▶ _What is expected_
Restate all of the entries exactly, dropping any pictures they hold.

--

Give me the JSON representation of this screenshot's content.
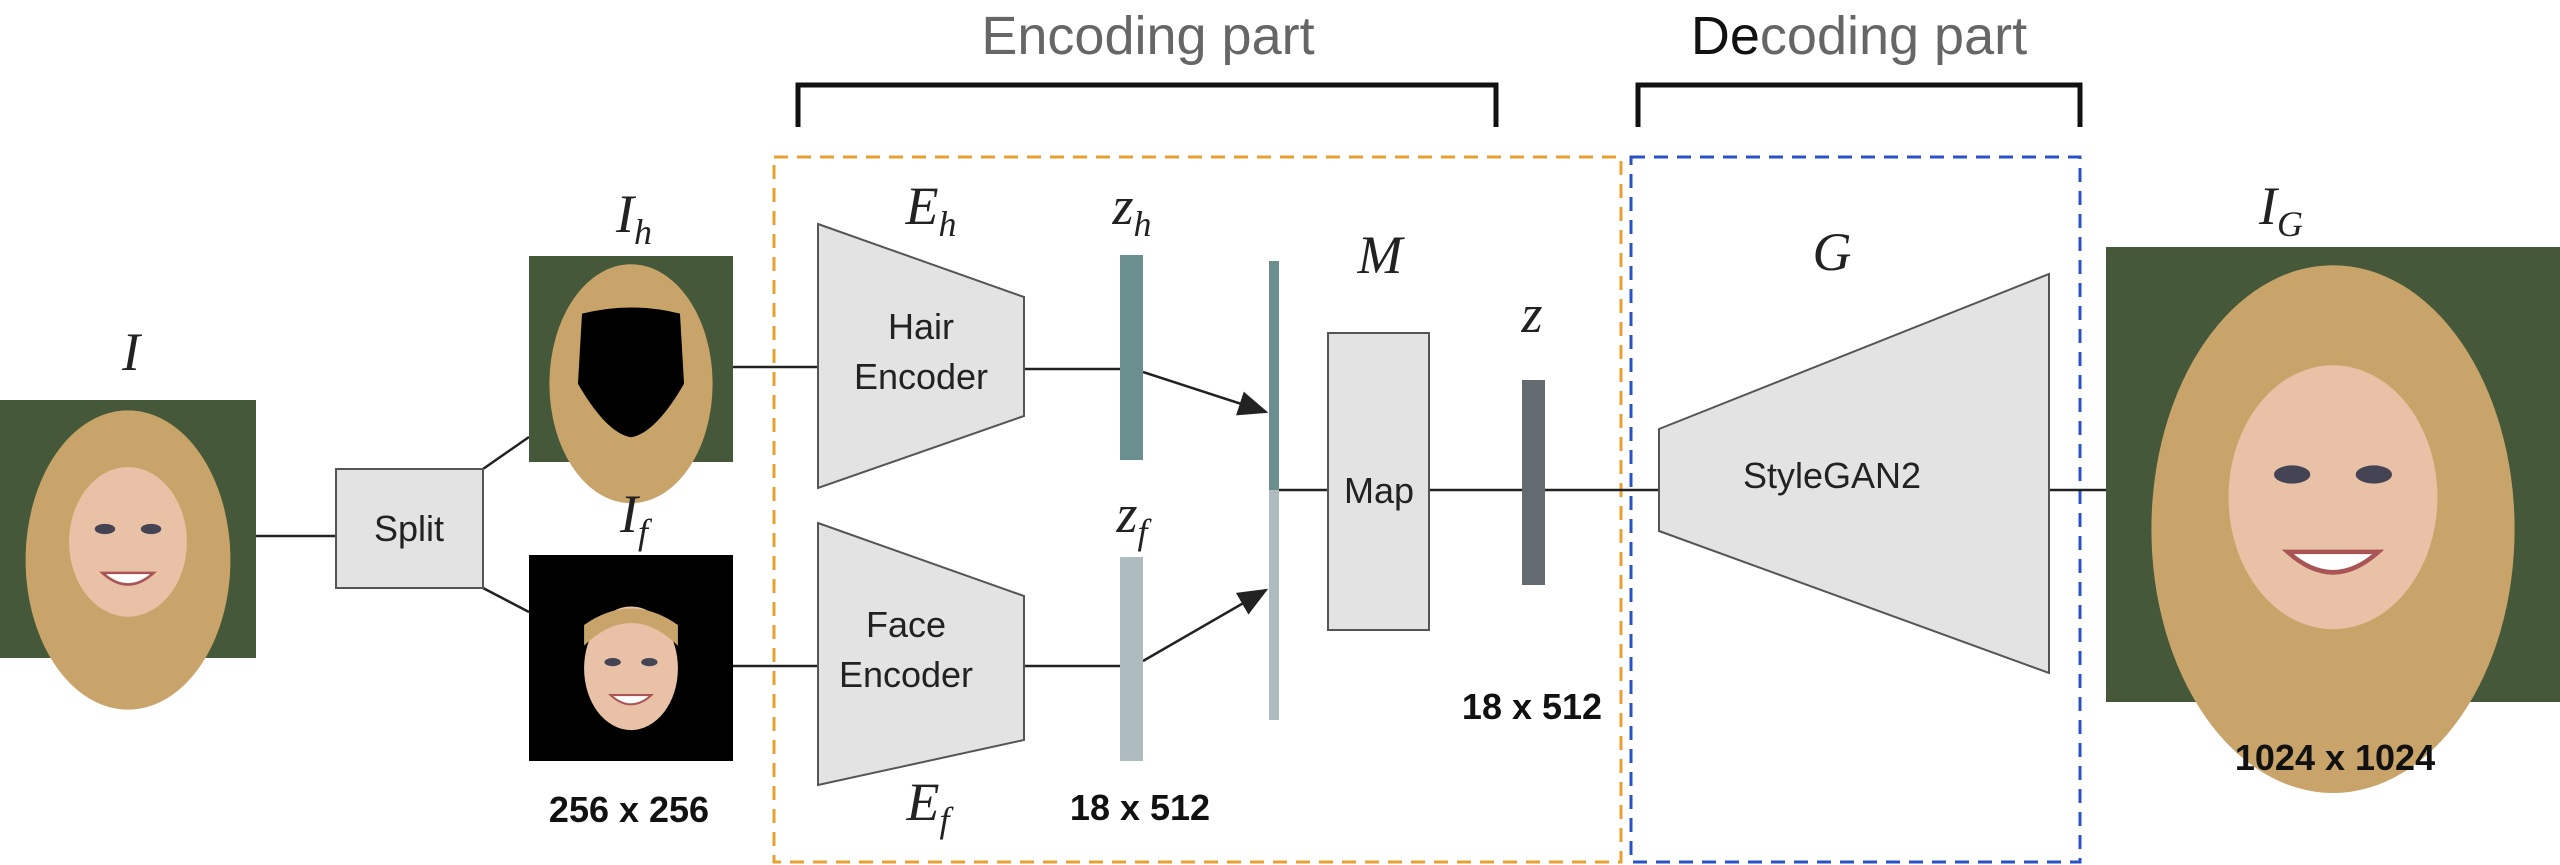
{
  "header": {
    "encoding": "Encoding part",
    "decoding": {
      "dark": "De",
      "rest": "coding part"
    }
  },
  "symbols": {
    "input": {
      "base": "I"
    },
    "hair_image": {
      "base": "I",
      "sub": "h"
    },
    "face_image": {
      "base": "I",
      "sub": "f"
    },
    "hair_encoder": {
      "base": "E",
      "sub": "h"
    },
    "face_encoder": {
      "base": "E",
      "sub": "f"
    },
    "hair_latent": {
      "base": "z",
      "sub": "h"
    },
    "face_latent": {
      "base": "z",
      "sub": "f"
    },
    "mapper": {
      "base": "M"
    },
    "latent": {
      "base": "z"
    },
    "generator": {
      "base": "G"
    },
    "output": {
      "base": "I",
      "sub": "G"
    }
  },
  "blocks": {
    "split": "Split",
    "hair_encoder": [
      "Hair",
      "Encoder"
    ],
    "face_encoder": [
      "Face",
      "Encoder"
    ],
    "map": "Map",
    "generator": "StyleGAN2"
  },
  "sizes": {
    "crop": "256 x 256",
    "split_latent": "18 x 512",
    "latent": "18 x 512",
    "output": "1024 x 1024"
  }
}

--

▶ _Exercise response_
Give me the JSON representation of this screenshot's content.
{
  "header": {
    "encoding": "Encoding part",
    "decoding": {
      "dark": "De",
      "rest": "coding part"
    }
  },
  "symbols": {
    "input": {
      "base": "I"
    },
    "hair_image": {
      "base": "I",
      "sub": "h"
    },
    "face_image": {
      "base": "I",
      "sub": "f"
    },
    "hair_encoder": {
      "base": "E",
      "sub": "h"
    },
    "face_encoder": {
      "base": "E",
      "sub": "f"
    },
    "hair_latent": {
      "base": "z",
      "sub": "h"
    },
    "face_latent": {
      "base": "z",
      "sub": "f"
    },
    "mapper": {
      "base": "M"
    },
    "latent": {
      "base": "z"
    },
    "generator": {
      "base": "G"
    },
    "output": {
      "base": "I",
      "sub": "G"
    }
  },
  "blocks": {
    "split": "Split",
    "hair_encoder": [
      "Hair",
      "Encoder"
    ],
    "face_encoder": [
      "Face",
      "Encoder"
    ],
    "map": "Map",
    "generator": "StyleGAN2"
  },
  "sizes": {
    "crop": "256 x 256",
    "split_latent": "18 x 512",
    "latent": "18 x 512",
    "output": "1024 x 1024"
  }
}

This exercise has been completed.